(What to produce): Count lines holding the word "конструкций". Only the number is wanted.

### Listed entries ###

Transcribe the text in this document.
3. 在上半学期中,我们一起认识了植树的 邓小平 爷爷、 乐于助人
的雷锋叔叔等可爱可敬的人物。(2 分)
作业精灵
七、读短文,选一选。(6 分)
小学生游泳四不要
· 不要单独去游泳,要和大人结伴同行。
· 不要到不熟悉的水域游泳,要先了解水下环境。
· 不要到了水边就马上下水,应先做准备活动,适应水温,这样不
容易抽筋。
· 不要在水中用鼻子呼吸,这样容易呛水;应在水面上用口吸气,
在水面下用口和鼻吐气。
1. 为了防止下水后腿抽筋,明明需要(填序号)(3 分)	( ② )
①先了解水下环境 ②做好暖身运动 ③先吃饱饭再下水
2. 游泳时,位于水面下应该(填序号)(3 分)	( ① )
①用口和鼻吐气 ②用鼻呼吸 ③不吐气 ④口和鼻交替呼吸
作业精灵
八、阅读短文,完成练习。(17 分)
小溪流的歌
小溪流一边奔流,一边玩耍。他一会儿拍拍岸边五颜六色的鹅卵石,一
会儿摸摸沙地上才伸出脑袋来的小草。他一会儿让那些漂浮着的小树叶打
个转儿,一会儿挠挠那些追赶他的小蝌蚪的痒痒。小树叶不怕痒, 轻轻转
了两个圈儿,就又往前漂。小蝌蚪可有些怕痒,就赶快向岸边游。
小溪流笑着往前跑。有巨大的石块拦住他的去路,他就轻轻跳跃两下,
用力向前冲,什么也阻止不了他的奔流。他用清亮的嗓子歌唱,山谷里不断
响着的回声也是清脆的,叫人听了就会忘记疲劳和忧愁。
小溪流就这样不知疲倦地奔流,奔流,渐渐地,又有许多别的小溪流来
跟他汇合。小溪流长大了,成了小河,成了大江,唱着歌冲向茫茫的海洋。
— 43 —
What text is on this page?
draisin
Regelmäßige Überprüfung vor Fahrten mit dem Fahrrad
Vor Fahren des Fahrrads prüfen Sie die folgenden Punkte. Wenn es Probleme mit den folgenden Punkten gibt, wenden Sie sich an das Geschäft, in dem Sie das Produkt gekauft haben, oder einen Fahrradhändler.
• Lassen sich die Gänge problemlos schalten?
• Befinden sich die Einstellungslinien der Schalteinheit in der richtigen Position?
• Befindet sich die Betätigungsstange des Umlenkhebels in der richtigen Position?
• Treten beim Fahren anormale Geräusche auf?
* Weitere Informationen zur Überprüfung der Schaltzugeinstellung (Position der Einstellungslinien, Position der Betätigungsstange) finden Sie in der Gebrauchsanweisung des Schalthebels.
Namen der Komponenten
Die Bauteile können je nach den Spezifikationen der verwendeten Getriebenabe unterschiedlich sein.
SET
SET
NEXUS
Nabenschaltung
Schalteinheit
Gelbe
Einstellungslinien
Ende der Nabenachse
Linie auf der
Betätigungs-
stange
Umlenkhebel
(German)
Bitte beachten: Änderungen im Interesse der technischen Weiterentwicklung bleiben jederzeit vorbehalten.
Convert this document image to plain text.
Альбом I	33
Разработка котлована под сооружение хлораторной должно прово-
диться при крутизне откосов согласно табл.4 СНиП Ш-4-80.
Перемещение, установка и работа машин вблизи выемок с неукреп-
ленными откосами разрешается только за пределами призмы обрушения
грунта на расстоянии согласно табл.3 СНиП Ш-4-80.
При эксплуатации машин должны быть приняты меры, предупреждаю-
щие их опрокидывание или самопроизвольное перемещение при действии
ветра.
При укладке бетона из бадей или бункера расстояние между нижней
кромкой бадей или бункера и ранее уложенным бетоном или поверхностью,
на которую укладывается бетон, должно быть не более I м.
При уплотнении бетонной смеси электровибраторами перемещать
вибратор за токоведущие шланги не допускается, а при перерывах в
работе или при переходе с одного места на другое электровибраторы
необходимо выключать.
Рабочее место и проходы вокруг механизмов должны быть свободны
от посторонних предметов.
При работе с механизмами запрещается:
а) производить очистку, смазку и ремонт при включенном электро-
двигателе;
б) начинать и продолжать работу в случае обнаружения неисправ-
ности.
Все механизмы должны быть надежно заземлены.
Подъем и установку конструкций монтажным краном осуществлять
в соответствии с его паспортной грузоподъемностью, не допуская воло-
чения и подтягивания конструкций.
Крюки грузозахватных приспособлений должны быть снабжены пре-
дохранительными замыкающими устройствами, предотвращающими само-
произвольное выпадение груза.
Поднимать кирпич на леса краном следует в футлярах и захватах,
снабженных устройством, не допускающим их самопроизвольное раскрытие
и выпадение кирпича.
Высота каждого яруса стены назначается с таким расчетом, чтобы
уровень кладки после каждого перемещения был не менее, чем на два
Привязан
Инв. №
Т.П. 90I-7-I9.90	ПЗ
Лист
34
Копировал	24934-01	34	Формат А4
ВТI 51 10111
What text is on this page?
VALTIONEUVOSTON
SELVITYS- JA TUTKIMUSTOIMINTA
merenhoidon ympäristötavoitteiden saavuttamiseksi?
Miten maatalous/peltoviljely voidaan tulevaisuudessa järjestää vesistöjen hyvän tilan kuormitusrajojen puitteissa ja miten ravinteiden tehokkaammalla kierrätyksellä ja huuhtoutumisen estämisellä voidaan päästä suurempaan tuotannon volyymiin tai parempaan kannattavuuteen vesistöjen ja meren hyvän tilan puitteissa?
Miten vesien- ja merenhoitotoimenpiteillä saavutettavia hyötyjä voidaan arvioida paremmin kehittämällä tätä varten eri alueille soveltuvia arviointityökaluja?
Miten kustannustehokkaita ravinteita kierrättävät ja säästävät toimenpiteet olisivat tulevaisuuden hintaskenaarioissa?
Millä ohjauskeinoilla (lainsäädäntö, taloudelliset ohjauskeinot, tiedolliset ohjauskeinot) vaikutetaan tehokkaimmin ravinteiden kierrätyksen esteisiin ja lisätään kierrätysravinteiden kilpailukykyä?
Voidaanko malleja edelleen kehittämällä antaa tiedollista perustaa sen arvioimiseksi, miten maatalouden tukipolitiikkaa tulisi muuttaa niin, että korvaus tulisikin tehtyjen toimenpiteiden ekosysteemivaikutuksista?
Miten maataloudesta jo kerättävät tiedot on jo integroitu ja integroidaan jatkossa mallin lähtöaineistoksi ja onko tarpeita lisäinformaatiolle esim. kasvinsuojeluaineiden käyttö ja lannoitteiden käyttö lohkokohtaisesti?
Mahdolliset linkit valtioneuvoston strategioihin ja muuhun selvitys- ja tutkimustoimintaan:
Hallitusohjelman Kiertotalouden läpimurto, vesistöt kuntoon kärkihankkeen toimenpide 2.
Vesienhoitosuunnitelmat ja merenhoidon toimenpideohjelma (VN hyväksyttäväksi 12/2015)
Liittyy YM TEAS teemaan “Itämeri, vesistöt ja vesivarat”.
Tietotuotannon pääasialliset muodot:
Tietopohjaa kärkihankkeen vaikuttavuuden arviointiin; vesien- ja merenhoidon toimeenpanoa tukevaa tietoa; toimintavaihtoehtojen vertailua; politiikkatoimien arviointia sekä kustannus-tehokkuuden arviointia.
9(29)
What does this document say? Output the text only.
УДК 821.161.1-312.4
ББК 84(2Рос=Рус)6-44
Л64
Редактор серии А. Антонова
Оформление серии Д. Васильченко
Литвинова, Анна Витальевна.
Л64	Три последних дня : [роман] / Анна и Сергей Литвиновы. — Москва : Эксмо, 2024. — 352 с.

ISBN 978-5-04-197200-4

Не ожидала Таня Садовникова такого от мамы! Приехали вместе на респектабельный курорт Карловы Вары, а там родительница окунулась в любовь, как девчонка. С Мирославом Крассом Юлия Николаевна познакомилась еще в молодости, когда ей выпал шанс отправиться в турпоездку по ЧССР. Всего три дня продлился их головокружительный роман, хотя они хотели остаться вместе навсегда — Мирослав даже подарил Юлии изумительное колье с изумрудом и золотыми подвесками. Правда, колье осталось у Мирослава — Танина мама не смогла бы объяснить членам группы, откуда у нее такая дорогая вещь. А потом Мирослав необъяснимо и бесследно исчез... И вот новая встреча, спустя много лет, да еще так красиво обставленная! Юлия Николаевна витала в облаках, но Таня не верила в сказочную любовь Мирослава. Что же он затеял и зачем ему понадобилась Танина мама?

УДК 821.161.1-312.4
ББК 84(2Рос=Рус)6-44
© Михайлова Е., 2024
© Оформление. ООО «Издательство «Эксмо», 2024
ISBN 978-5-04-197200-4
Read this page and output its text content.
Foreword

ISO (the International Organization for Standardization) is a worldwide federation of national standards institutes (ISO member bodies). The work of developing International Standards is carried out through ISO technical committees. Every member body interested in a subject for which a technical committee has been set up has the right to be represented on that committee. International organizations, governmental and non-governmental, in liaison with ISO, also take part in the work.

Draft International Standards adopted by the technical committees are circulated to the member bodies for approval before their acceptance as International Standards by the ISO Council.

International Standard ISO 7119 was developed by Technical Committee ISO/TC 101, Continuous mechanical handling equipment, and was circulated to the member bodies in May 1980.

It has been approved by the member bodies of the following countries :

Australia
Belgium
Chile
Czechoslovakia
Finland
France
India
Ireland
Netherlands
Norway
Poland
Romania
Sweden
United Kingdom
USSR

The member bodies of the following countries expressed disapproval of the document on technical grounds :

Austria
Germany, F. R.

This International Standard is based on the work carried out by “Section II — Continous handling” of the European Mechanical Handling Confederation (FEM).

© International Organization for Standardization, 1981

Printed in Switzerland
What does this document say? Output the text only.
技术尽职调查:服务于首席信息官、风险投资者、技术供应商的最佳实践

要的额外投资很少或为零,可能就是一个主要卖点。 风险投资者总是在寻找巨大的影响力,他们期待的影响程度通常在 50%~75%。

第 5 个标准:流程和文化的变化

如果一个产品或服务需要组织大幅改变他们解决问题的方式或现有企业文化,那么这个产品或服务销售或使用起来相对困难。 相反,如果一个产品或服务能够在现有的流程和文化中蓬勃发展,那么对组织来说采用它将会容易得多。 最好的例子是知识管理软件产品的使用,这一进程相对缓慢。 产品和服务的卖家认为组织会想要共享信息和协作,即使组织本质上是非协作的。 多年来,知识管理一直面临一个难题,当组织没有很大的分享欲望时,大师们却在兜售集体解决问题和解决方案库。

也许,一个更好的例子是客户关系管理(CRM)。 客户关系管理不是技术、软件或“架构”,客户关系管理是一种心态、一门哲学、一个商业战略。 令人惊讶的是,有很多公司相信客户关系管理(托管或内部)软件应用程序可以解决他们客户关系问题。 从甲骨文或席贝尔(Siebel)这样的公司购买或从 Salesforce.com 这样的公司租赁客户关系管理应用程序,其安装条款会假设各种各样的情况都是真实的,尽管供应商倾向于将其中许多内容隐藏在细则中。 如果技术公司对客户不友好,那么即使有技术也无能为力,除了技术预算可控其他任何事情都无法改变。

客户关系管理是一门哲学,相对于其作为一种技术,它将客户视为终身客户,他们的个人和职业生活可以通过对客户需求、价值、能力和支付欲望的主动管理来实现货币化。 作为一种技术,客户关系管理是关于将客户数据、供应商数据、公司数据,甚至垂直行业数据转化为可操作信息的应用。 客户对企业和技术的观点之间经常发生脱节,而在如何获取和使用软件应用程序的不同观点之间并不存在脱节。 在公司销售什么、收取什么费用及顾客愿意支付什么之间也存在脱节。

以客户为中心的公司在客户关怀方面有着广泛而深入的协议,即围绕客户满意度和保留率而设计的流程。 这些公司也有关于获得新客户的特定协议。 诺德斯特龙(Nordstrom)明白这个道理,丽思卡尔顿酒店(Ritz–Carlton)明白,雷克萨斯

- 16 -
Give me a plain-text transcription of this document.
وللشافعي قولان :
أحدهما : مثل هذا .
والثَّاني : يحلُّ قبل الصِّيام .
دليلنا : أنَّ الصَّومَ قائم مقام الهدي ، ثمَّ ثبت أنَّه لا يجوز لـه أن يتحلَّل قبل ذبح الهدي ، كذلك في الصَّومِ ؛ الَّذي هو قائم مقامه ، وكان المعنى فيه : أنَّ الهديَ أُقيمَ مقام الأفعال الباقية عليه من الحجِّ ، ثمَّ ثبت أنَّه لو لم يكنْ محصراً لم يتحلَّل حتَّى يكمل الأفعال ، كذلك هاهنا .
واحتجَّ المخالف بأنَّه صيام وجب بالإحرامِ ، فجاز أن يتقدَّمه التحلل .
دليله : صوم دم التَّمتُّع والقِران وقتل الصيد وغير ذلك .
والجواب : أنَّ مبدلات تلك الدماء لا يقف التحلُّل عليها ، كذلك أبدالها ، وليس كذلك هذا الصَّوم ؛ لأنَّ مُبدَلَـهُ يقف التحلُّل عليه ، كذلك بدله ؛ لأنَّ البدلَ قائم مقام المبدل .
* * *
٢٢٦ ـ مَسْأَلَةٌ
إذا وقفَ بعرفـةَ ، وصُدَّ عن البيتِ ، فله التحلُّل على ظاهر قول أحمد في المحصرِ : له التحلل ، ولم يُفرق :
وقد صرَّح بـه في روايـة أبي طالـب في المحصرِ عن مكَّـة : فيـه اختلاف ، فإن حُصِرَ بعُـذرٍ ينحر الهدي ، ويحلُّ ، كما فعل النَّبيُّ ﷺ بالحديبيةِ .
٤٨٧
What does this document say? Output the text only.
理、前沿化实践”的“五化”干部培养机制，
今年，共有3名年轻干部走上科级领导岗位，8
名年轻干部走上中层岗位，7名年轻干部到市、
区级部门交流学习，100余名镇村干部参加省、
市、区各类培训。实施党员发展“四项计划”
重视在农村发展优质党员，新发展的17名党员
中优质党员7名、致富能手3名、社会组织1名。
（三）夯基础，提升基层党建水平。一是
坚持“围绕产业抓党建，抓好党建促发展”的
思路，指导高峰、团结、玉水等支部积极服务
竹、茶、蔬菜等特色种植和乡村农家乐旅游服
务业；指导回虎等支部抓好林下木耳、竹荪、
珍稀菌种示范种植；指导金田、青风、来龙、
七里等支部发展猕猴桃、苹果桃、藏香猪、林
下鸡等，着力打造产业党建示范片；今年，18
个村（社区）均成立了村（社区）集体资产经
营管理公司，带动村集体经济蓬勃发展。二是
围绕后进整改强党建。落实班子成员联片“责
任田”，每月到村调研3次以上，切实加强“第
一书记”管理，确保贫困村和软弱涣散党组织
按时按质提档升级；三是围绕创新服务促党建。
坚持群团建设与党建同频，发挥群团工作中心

###

(Full output): 2